— Task to carry out —
Reproduce all records verbatim.

*** Entries

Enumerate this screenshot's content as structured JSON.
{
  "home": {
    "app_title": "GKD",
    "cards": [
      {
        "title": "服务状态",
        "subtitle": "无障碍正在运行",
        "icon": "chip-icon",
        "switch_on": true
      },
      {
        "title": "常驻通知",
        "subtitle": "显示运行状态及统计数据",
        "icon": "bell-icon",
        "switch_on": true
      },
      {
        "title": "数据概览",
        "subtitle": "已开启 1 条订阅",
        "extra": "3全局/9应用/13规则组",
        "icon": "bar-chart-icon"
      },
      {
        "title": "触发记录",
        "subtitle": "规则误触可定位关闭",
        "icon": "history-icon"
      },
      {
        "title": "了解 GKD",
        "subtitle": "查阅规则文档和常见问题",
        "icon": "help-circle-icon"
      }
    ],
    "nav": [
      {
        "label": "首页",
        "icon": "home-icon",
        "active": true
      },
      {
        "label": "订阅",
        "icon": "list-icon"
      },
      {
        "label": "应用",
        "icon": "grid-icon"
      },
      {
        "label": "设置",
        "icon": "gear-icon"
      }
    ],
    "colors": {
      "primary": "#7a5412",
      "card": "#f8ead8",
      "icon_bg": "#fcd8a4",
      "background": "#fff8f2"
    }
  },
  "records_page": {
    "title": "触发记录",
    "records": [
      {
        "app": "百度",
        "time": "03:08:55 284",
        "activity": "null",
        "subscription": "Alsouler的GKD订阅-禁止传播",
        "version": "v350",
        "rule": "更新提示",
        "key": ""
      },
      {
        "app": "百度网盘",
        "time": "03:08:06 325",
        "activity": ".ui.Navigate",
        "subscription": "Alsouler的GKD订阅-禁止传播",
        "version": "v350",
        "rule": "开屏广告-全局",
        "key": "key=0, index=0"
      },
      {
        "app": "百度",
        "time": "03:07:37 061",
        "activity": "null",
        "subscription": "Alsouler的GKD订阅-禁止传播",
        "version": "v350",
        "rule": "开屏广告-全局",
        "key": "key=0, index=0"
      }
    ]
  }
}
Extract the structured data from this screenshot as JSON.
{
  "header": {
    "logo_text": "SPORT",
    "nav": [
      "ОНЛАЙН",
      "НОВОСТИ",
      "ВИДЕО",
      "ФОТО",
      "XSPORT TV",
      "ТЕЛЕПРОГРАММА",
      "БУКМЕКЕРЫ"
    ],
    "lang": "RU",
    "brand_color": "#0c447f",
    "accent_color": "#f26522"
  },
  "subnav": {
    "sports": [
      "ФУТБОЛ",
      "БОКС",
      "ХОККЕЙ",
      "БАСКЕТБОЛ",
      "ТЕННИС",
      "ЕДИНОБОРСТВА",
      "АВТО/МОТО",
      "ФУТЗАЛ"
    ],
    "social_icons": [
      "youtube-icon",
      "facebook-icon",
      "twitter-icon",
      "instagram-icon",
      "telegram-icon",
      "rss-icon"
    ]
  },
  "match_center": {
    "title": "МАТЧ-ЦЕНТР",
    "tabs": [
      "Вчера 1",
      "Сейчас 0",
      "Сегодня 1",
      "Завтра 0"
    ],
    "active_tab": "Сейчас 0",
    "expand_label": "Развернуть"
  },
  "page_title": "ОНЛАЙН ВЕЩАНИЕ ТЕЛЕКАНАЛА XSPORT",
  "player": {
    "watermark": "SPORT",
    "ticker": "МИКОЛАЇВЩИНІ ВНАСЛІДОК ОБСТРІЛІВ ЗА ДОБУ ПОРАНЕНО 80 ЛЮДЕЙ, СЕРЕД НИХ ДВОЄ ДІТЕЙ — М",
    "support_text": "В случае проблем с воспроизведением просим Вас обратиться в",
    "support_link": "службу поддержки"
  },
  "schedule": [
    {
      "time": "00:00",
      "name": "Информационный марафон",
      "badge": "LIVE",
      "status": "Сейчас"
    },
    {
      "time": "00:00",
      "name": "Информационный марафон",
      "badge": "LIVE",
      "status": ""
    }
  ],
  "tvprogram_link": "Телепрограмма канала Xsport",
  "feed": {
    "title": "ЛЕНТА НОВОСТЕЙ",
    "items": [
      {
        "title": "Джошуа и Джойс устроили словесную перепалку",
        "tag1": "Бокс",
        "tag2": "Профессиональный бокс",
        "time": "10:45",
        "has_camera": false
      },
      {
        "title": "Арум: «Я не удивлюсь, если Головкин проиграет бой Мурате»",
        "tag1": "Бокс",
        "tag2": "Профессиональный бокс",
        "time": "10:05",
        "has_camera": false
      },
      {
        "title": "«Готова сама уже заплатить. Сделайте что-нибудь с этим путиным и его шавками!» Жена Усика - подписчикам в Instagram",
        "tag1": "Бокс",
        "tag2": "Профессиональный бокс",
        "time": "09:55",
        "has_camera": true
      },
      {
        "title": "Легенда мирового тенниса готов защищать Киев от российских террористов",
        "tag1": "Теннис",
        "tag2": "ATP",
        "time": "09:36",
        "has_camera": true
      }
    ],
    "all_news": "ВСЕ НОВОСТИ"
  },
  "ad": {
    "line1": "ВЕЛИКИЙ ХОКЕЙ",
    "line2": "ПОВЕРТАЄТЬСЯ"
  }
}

******

— Final result —
Enumerate this screenshot's content as structured JSON.
{
  "home": {
    "app_title": "GKD",
    "cards": [
      {
        "title": "服务状态",
        "subtitle": "无障碍正在运行",
        "icon": "chip-icon",
        "switch_on": true
      },
      {
        "title": "常驻通知",
        "subtitle": "显示运行状态及统计数据",
        "icon": "bell-icon",
        "switch_on": true
      },
      {
        "title": "数据概览",
        "subtitle": "已开启 1 条订阅",
        "extra": "3全局/9应用/13规则组",
        "icon": "bar-chart-icon"
      },
      {
        "title": "触发记录",
        "subtitle": "规则误触可定位关闭",
        "icon": "history-icon"
      },
      {
        "title": "了解 GKD",
        "subtitle": "查阅规则文档和常见问题",
        "icon": "help-circle-icon"
      }
    ],
    "nav": [
      {
        "label": "首页",
        "icon": "home-icon",
        "active": true
      },
      {
        "label": "订阅",
        "icon": "list-icon"
      },
      {
        "label": "应用",
        "icon": "grid-icon"
      },
      {
        "label": "设置",
        "icon": "gear-icon"
      }
    ],
    "colors": {
      "primary": "#7a5412",
      "card": "#f8ead8",
      "icon_bg": "#fcd8a4",
      "background": "#fff8f2"
    }
  },
  "records_page": {
    "title": "触发记录",
    "records": [
      {
        "app": "百度",
        "time": "03:08:55 284",
        "activity": "null",
        "subscription": "Alsouler的GKD订阅-禁止传播",
        "version": "v350",
        "rule": "更新提示",
        "key": ""
      },
      {
        "app": "百度网盘",
        "time": "03:08:06 325",
        "activity": ".ui.Navigate",
        "subscription": "Alsouler的GKD订阅-禁止传播",
        "version": "v350",
        "rule": "开屏广告-全局",
        "key": "key=0, index=0"
      },
      {
        "app": "百度",
        "time": "03:07:37 061",
        "activity": "null",
        "subscription": "Alsouler的GKD订阅-禁止传播",
        "version": "v350",
        "rule": "开屏广告-全局",
        "key": "key=0, index=0"
      }
    ]
  }
}
Extract the structured data from this screenshot as JSON.
{
  "header": {
    "logo_text": "SPORT",
    "nav": [
      "ОНЛАЙН",
      "НОВОСТИ",
      "ВИДЕО",
      "ФОТО",
      "XSPORT TV",
      "ТЕЛЕПРОГРАММА",
      "БУКМЕКЕРЫ"
    ],
    "lang": "RU",
    "brand_color": "#0c447f",
    "accent_color": "#f26522"
  },
  "subnav": {
    "sports": [
      "ФУТБОЛ",
      "БОКС",
      "ХОККЕЙ",
      "БАСКЕТБОЛ",
      "ТЕННИС",
      "ЕДИНОБОРСТВА",
      "АВТО/МОТО",
      "ФУТЗАЛ"
    ],
    "social_icons": [
      "youtube-icon",
      "facebook-icon",
      "twitter-icon",
      "instagram-icon",
      "telegram-icon",
      "rss-icon"
    ]
  },
  "match_center": {
    "title": "МАТЧ-ЦЕНТР",
    "tabs": [
      "Вчера 1",
      "Сейчас 0",
      "Сегодня 1",
      "Завтра 0"
    ],
    "active_tab": "Сейчас 0",
    "expand_label": "Развернуть"
  },
  "page_title": "ОНЛАЙН ВЕЩАНИЕ ТЕЛЕКАНАЛА XSPORT",
  "player": {
    "watermark": "SPORT",
    "ticker": "МИКОЛАЇВЩИНІ ВНАСЛІДОК ОБСТРІЛІВ ЗА ДОБУ ПОРАНЕНО 80 ЛЮДЕЙ, СЕРЕД НИХ ДВОЄ ДІТЕЙ — М",
    "support_text": "В случае проблем с воспроизведением просим Вас обратиться в",
    "support_link": "службу поддержки"
  },
  "schedule": [
    {
      "time": "00:00",
      "name": "Информационный марафон",
      "badge": "LIVE",
      "status": "Сейчас"
    },
    {
      "time": "00:00",
      "name": "Информационный марафон",
      "badge": "LIVE",
      "status": ""
    }
  ],
  "tvprogram_link": "Телепрограмма канала Xsport",
  "feed": {
    "title": "ЛЕНТА НОВОСТЕЙ",
    "items": [
      {
        "title": "Джошуа и Джойс устроили словесную перепалку",
        "tag1": "Бокс",
        "tag2": "Профессиональный бокс",
        "time": "10:45",
        "has_camera": false
      },
      {
        "title": "Арум: «Я не удивлюсь, если Головкин проиграет бой Мурате»",
        "tag1": "Бокс",
        "tag2": "Профессиональный бокс",
        "time": "10:05",
        "has_camera": false
      },
      {
        "title": "«Готова сама уже заплатить. Сделайте что-нибудь с этим путиным и его шавками!» Жена Усика - подписчикам в Instagram",
        "tag1": "Бокс",
        "tag2": "Профессиональный бокс",
        "time": "09:55",
        "has_camera": true
      },
      {
        "title": "Легенда мирового тенниса готов защищать Киев от российских террористов",
        "tag1": "Теннис",
        "tag2": "ATP",
        "time": "09:36",
        "has_camera": true
      }
    ],
    "all_news": "ВСЕ НОВОСТИ"
  },
  "ad": {
    "line1": "ВЕЛИКИЙ ХОКЕЙ",
    "line2": "ПОВЕРТАЄТЬСЯ"
  }
}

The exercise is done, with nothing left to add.